→ **Figure data in JSON**:
☆ ☆ ☆ ☆ ☆

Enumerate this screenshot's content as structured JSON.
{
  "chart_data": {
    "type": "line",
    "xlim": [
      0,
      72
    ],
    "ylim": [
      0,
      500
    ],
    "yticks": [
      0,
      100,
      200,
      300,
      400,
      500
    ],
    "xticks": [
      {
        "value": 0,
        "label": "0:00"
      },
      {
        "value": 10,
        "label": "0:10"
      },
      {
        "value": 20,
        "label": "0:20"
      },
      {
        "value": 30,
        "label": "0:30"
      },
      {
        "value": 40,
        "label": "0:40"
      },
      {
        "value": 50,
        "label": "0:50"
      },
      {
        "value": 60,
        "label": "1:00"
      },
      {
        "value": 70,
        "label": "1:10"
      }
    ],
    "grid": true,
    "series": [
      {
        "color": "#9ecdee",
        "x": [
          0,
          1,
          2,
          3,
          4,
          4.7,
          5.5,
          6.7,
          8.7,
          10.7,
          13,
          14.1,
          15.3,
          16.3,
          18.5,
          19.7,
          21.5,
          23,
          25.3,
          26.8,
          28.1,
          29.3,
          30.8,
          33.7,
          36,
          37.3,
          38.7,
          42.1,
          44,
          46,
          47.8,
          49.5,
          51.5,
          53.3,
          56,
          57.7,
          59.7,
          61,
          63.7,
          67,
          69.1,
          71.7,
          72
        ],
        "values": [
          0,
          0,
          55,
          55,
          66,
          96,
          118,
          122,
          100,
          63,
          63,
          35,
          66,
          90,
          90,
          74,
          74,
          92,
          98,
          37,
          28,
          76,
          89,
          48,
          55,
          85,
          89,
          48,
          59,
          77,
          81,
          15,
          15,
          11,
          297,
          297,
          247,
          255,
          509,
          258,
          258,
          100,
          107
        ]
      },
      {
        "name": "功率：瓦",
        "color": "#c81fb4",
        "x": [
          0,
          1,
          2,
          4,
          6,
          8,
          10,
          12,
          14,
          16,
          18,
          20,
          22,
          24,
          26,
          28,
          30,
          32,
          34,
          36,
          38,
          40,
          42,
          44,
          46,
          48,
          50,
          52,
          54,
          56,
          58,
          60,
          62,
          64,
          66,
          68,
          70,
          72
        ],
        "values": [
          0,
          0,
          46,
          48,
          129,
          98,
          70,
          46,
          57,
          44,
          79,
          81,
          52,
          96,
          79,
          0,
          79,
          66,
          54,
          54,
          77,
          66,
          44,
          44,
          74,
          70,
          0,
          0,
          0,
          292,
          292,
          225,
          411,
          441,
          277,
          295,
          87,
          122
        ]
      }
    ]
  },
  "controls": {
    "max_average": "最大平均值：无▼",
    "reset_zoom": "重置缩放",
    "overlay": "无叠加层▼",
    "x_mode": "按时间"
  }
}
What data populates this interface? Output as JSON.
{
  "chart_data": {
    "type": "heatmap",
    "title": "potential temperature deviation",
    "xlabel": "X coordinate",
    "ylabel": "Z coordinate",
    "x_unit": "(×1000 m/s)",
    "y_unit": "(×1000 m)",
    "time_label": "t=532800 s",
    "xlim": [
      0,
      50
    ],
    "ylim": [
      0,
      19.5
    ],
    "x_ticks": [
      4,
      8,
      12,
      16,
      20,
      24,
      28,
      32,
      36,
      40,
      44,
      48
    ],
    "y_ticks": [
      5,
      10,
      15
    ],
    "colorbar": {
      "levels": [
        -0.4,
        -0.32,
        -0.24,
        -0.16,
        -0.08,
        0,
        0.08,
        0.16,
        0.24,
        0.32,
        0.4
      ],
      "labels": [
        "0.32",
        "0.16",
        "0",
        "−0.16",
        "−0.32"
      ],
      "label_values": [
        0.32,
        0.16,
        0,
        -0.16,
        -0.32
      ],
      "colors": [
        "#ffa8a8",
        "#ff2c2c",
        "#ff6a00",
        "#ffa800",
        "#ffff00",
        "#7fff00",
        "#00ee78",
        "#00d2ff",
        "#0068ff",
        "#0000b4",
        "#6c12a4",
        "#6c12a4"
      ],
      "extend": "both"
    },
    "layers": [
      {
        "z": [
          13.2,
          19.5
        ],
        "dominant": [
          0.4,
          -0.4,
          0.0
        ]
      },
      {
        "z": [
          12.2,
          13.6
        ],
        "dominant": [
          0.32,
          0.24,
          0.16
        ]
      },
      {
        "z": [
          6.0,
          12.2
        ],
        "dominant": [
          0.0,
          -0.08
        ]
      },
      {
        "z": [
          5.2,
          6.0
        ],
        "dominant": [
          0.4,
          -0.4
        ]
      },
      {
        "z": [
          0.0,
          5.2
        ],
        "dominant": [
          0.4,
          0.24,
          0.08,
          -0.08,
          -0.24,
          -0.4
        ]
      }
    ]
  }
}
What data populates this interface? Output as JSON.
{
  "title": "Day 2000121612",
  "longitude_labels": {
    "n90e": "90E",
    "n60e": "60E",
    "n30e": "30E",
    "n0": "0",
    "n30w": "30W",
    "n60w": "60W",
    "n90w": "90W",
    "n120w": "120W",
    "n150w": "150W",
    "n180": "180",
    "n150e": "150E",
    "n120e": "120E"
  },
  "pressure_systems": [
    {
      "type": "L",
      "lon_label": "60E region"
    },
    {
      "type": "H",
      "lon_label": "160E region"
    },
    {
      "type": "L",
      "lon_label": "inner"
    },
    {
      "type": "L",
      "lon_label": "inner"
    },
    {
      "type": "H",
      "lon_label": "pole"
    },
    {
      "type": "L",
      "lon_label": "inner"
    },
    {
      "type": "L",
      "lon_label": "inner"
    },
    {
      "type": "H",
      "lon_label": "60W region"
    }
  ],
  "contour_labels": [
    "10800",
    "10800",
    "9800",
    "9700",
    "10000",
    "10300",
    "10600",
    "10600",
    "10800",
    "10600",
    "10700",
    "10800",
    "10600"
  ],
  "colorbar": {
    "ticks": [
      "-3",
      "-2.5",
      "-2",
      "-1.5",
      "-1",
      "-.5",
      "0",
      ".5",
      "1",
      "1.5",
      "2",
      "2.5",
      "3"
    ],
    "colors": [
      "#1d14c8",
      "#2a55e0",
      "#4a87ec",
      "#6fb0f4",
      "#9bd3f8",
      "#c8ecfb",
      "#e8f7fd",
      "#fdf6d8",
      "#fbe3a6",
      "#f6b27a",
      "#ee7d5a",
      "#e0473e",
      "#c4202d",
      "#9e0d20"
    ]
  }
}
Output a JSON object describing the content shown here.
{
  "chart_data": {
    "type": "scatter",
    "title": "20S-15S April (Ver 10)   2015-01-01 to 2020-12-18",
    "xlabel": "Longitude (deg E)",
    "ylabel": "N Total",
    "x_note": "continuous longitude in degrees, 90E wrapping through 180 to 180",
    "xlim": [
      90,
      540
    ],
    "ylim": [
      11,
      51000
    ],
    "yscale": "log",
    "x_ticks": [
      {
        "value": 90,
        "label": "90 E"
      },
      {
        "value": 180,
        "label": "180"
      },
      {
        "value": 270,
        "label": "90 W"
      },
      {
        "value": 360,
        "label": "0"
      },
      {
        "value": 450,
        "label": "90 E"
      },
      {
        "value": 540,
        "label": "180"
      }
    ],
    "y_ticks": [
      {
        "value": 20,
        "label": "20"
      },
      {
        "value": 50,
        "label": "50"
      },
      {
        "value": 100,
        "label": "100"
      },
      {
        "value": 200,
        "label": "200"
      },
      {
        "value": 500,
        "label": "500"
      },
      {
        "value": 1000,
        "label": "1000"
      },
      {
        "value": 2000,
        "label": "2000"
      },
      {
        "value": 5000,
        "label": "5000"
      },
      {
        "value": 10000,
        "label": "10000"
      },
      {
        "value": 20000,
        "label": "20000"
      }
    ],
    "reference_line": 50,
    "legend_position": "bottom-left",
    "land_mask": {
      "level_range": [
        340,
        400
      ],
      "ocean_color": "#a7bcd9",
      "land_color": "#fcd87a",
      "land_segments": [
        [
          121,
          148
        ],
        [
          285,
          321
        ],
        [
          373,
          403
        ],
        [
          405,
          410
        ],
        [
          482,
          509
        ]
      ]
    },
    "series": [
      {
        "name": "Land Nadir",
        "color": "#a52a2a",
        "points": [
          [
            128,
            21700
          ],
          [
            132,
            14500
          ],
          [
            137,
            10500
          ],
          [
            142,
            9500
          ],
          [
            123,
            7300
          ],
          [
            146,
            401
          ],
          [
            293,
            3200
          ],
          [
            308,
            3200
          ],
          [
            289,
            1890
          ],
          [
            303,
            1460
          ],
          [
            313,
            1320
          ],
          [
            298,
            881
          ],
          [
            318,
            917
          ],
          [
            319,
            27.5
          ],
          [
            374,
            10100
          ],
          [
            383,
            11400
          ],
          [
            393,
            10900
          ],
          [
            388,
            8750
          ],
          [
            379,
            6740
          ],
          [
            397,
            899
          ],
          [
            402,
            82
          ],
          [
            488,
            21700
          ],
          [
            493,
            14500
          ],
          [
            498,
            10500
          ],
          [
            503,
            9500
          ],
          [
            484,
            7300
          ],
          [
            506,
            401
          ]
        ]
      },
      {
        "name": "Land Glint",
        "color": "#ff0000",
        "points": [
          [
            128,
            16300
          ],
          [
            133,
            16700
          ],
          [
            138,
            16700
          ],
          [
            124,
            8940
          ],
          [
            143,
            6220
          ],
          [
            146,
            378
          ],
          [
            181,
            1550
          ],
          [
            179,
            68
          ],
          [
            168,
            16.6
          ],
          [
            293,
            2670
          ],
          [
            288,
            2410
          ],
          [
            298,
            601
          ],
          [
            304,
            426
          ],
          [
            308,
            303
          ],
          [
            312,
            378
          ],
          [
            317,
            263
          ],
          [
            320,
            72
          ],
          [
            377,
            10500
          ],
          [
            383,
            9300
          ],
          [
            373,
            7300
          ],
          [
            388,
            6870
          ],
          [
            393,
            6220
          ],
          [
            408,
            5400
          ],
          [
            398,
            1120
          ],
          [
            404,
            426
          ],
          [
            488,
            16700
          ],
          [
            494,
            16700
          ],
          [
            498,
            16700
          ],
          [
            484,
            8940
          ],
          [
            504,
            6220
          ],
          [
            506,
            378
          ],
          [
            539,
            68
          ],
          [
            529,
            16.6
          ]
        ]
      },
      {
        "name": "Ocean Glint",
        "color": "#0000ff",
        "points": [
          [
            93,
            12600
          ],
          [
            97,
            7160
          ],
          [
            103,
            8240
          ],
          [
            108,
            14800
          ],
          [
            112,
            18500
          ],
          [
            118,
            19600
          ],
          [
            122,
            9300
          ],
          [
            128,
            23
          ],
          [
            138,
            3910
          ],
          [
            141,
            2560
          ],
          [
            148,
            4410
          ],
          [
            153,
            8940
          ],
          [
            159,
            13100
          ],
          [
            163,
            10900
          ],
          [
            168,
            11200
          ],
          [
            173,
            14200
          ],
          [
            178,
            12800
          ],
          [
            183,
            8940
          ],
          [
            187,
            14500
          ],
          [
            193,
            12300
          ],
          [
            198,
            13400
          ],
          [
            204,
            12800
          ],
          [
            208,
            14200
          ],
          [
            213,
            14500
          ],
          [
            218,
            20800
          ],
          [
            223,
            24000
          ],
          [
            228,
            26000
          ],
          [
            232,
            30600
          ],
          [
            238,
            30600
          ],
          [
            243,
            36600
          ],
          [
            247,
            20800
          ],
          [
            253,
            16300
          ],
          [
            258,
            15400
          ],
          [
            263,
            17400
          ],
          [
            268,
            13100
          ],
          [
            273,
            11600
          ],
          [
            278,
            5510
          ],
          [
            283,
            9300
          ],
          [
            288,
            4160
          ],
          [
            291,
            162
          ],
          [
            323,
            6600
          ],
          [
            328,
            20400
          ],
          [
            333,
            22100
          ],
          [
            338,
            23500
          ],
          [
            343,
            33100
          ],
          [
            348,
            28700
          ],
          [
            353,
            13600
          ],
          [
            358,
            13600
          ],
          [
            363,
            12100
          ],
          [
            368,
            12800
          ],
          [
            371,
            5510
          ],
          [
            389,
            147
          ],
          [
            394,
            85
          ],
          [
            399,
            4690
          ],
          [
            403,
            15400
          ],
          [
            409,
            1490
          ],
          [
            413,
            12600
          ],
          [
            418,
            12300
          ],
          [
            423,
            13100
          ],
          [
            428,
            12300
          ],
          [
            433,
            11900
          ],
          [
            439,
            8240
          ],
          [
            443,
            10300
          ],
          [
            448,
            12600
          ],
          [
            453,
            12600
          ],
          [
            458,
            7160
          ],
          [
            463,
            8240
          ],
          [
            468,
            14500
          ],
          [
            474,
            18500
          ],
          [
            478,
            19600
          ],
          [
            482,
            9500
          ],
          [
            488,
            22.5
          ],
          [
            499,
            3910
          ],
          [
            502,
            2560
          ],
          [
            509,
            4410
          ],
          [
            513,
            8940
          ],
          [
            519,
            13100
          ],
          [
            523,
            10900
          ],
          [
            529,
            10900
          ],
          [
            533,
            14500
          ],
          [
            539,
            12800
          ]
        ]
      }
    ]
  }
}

☆ ☆ ☆ ☆ ☆

→ **Objective**:
Say how many lines of the data include the string "xlabel". Nothing other than the number should be given.

→ **Written answer**:
2